TO BE DONE: Quote the whole listing verbatim.

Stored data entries
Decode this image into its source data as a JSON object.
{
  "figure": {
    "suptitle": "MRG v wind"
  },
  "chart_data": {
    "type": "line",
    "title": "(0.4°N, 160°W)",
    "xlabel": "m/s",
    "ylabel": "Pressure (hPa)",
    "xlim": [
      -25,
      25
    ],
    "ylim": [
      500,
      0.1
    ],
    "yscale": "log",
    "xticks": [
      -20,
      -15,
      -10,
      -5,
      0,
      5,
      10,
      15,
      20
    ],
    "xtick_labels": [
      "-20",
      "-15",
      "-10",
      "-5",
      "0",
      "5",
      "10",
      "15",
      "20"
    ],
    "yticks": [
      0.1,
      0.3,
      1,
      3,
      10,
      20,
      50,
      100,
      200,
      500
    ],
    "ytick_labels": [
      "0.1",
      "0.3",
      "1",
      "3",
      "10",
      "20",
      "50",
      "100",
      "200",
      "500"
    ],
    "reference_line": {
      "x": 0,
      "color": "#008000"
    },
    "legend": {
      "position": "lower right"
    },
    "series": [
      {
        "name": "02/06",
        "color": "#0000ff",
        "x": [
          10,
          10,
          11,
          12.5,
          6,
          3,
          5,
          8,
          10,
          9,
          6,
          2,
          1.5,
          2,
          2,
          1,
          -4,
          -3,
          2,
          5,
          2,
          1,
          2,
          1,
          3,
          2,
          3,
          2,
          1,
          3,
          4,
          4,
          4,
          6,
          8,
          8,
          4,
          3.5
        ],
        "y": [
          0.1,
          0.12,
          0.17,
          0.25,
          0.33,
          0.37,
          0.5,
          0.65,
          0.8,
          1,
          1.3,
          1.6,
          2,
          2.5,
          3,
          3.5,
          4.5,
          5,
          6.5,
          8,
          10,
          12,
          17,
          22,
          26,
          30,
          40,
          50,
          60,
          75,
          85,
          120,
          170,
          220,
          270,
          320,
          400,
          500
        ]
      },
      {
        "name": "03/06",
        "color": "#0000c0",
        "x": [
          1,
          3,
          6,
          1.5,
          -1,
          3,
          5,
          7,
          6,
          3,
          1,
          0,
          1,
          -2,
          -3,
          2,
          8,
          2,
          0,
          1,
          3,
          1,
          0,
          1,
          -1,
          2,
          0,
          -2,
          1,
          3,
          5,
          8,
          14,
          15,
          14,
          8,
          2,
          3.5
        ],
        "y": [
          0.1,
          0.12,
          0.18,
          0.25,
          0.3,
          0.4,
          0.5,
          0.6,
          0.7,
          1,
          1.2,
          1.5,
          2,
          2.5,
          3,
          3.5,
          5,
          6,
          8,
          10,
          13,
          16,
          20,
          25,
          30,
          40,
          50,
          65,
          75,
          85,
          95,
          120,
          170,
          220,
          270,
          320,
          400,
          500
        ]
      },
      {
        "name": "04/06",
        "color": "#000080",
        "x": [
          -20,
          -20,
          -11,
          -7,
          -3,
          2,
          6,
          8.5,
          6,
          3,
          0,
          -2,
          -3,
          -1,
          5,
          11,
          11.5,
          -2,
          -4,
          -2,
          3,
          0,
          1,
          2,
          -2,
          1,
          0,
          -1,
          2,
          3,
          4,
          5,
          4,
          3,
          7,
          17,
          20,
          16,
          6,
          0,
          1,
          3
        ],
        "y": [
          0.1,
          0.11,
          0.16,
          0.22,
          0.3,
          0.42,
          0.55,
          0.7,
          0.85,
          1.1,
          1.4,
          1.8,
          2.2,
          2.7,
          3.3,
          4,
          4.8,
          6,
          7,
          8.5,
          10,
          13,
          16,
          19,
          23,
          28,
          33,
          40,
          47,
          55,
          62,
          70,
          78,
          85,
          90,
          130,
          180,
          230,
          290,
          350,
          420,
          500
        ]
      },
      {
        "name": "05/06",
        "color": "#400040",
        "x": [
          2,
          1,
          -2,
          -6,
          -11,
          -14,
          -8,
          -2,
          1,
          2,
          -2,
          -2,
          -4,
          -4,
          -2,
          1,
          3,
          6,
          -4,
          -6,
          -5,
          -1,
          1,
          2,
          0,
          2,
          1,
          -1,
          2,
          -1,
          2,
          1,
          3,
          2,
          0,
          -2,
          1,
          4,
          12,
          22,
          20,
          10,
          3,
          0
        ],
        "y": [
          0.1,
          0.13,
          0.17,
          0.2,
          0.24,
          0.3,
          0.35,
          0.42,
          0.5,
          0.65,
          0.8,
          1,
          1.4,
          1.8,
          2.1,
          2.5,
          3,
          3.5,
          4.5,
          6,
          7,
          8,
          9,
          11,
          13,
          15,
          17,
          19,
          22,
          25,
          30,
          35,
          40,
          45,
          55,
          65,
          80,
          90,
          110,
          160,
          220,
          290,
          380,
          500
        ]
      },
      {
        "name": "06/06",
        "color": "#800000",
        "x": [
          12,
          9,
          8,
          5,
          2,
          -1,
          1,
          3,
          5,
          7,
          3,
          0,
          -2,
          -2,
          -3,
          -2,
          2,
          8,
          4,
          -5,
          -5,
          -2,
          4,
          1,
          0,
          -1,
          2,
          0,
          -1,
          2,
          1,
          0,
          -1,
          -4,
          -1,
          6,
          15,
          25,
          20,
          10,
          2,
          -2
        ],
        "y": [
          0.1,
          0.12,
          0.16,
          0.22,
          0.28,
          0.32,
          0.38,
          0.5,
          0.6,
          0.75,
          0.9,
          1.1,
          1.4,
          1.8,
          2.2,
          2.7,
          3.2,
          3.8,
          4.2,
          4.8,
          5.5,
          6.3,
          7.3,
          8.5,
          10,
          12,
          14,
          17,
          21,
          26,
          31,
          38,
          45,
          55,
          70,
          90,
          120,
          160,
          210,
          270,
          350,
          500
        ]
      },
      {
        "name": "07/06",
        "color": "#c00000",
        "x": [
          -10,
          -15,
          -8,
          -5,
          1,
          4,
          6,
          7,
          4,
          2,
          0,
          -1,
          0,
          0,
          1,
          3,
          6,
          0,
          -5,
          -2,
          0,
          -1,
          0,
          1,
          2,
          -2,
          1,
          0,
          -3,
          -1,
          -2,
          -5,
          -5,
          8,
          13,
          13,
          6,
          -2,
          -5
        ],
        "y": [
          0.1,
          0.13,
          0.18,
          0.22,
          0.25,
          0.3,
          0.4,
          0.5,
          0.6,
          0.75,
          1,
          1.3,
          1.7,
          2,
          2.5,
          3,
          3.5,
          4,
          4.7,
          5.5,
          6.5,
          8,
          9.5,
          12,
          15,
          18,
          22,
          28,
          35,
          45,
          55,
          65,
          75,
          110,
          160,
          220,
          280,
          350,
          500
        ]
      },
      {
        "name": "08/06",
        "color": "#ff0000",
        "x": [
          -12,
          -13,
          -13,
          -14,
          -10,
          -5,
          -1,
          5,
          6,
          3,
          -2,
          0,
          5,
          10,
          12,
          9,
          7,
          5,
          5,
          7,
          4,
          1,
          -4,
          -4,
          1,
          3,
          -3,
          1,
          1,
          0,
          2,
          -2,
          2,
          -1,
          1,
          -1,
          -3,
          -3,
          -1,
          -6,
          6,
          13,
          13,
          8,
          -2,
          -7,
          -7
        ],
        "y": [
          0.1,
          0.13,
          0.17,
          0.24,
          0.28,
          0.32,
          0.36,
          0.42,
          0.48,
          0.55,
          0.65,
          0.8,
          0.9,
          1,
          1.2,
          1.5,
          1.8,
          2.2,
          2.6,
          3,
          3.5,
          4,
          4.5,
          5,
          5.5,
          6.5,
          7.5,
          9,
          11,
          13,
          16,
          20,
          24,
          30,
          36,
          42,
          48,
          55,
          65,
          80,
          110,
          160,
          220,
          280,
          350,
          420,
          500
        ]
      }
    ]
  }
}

TASK ANSWER:
Decode this image into its source data as a JSON object.
{
  "figure": {
    "suptitle": "MRG v wind"
  },
  "chart_data": {
    "type": "line",
    "title": "(0.4°N, 160°W)",
    "xlabel": "m/s",
    "ylabel": "Pressure (hPa)",
    "xlim": [
      -25,
      25
    ],
    "ylim": [
      500,
      0.1
    ],
    "yscale": "log",
    "xticks": [
      -20,
      -15,
      -10,
      -5,
      0,
      5,
      10,
      15,
      20
    ],
    "xtick_labels": [
      "-20",
      "-15",
      "-10",
      "-5",
      "0",
      "5",
      "10",
      "15",
      "20"
    ],
    "yticks": [
      0.1,
      0.3,
      1,
      3,
      10,
      20,
      50,
      100,
      200,
      500
    ],
    "ytick_labels": [
      "0.1",
      "0.3",
      "1",
      "3",
      "10",
      "20",
      "50",
      "100",
      "200",
      "500"
    ],
    "reference_line": {
      "x": 0,
      "color": "#008000"
    },
    "legend": {
      "position": "lower right"
    },
    "series": [
      {
        "name": "02/06",
        "color": "#0000ff",
        "x": [
          10,
          10,
          11,
          12.5,
          6,
          3,
          5,
          8,
          10,
          9,
          6,
          2,
          1.5,
          2,
          2,
          1,
          -4,
          -3,
          2,
          5,
          2,
          1,
          2,
          1,
          3,
          2,
          3,
          2,
          1,
          3,
          4,
          4,
          4,
          6,
          8,
          8,
          4,
          3.5
        ],
        "y": [
          0.1,
          0.12,
          0.17,
          0.25,
          0.33,
          0.37,
          0.5,
          0.65,
          0.8,
          1,
          1.3,
          1.6,
          2,
          2.5,
          3,
          3.5,
          4.5,
          5,
          6.5,
          8,
          10,
          12,
          17,
          22,
          26,
          30,
          40,
          50,
          60,
          75,
          85,
          120,
          170,
          220,
          270,
          320,
          400,
          500
        ]
      },
      {
        "name": "03/06",
        "color": "#0000c0",
        "x": [
          1,
          3,
          6,
          1.5,
          -1,
          3,
          5,
          7,
          6,
          3,
          1,
          0,
          1,
          -2,
          -3,
          2,
          8,
          2,
          0,
          1,
          3,
          1,
          0,
          1,
          -1,
          2,
          0,
          -2,
          1,
          3,
          5,
          8,
          14,
          15,
          14,
          8,
          2,
          3.5
        ],
        "y": [
          0.1,
          0.12,
          0.18,
          0.25,
          0.3,
          0.4,
          0.5,
          0.6,
          0.7,
          1,
          1.2,
          1.5,
          2,
          2.5,
          3,
          3.5,
          5,
          6,
          8,
          10,
          13,
          16,
          20,
          25,
          30,
          40,
          50,
          65,
          75,
          85,
          95,
          120,
          170,
          220,
          270,
          320,
          400,
          500
        ]
      },
      {
        "name": "04/06",
        "color": "#000080",
        "x": [
          -20,
          -20,
          -11,
          -7,
          -3,
          2,
          6,
          8.5,
          6,
          3,
          0,
          -2,
          -3,
          -1,
          5,
          11,
          11.5,
          -2,
          -4,
          -2,
          3,
          0,
          1,
          2,
          -2,
          1,
          0,
          -1,
          2,
          3,
          4,
          5,
          4,
          3,
          7,
          17,
          20,
          16,
          6,
          0,
          1,
          3
        ],
        "y": [
          0.1,
          0.11,
          0.16,
          0.22,
          0.3,
          0.42,
          0.55,
          0.7,
          0.85,
          1.1,
          1.4,
          1.8,
          2.2,
          2.7,
          3.3,
          4,
          4.8,
          6,
          7,
          8.5,
          10,
          13,
          16,
          19,
          23,
          28,
          33,
          40,
          47,
          55,
          62,
          70,
          78,
          85,
          90,
          130,
          180,
          230,
          290,
          350,
          420,
          500
        ]
      },
      {
        "name": "05/06",
        "color": "#400040",
        "x": [
          2,
          1,
          -2,
          -6,
          -11,
          -14,
          -8,
          -2,
          1,
          2,
          -2,
          -2,
          -4,
          -4,
          -2,
          1,
          3,
          6,
          -4,
          -6,
          -5,
          -1,
          1,
          2,
          0,
          2,
          1,
          -1,
          2,
          -1,
          2,
          1,
          3,
          2,
          0,
          -2,
          1,
          4,
          12,
          22,
          20,
          10,
          3,
          0
        ],
        "y": [
          0.1,
          0.13,
          0.17,
          0.2,
          0.24,
          0.3,
          0.35,
          0.42,
          0.5,
          0.65,
          0.8,
          1,
          1.4,
          1.8,
          2.1,
          2.5,
          3,
          3.5,
          4.5,
          6,
          7,
          8,
          9,
          11,
          13,
          15,
          17,
          19,
          22,
          25,
          30,
          35,
          40,
          45,
          55,
          65,
          80,
          90,
          110,
          160,
          220,
          290,
          380,
          500
        ]
      },
      {
        "name": "06/06",
        "color": "#800000",
        "x": [
          12,
          9,
          8,
          5,
          2,
          -1,
          1,
          3,
          5,
          7,
          3,
          0,
          -2,
          -2,
          -3,
          -2,
          2,
          8,
          4,
          -5,
          -5,
          -2,
          4,
          1,
          0,
          -1,
          2,
          0,
          -1,
          2,
          1,
          0,
          -1,
          -4,
          -1,
          6,
          15,
          25,
          20,
          10,
          2,
          -2
        ],
        "y": [
          0.1,
          0.12,
          0.16,
          0.22,
          0.28,
          0.32,
          0.38,
          0.5,
          0.6,
          0.75,
          0.9,
          1.1,
          1.4,
          1.8,
          2.2,
          2.7,
          3.2,
          3.8,
          4.2,
          4.8,
          5.5,
          6.3,
          7.3,
          8.5,
          10,
          12,
          14,
          17,
          21,
          26,
          31,
          38,
          45,
          55,
          70,
          90,
          120,
          160,
          210,
          270,
          350,
          500
        ]
      },
      {
        "name": "07/06",
        "color": "#c00000",
        "x": [
          -10,
          -15,
          -8,
          -5,
          1,
          4,
          6,
          7,
          4,
          2,
          0,
          -1,
          0,
          0,
          1,
          3,
          6,
          0,
          -5,
          -2,
          0,
          -1,
          0,
          1,
          2,
          -2,
          1,
          0,
          -3,
          -1,
          -2,
          -5,
          -5,
          8,
          13,
          13,
          6,
          -2,
          -5
        ],
        "y": [
          0.1,
          0.13,
          0.18,
          0.22,
          0.25,
          0.3,
          0.4,
          0.5,
          0.6,
          0.75,
          1,
          1.3,
          1.7,
          2,
          2.5,
          3,
          3.5,
          4,
          4.7,
          5.5,
          6.5,
          8,
          9.5,
          12,
          15,
          18,
          22,
          28,
          35,
          45,
          55,
          65,
          75,
          110,
          160,
          220,
          280,
          350,
          500
        ]
      },
      {
        "name": "08/06",
        "color": "#ff0000",
        "x": [
          -12,
          -13,
          -13,
          -14,
          -10,
          -5,
          -1,
          5,
          6,
          3,
          -2,
          0,
          5,
          10,
          12,
          9,
          7,
          5,
          5,
          7,
          4,
          1,
          -4,
          -4,
          1,
          3,
          -3,
          1,
          1,
          0,
          2,
          -2,
          2,
          -1,
          1,
          -1,
          -3,
          -3,
          -1,
          -6,
          6,
          13,
          13,
          8,
          -2,
          -7,
          -7
        ],
        "y": [
          0.1,
          0.13,
          0.17,
          0.24,
          0.28,
          0.32,
          0.36,
          0.42,
          0.48,
          0.55,
          0.65,
          0.8,
          0.9,
          1,
          1.2,
          1.5,
          1.8,
          2.2,
          2.6,
          3,
          3.5,
          4,
          4.5,
          5,
          5.5,
          6.5,
          7.5,
          9,
          11,
          13,
          16,
          20,
          24,
          30,
          36,
          42,
          48,
          55,
          65,
          80,
          110,
          160,
          220,
          280,
          350,
          420,
          500
        ]
      }
    ]
  }
}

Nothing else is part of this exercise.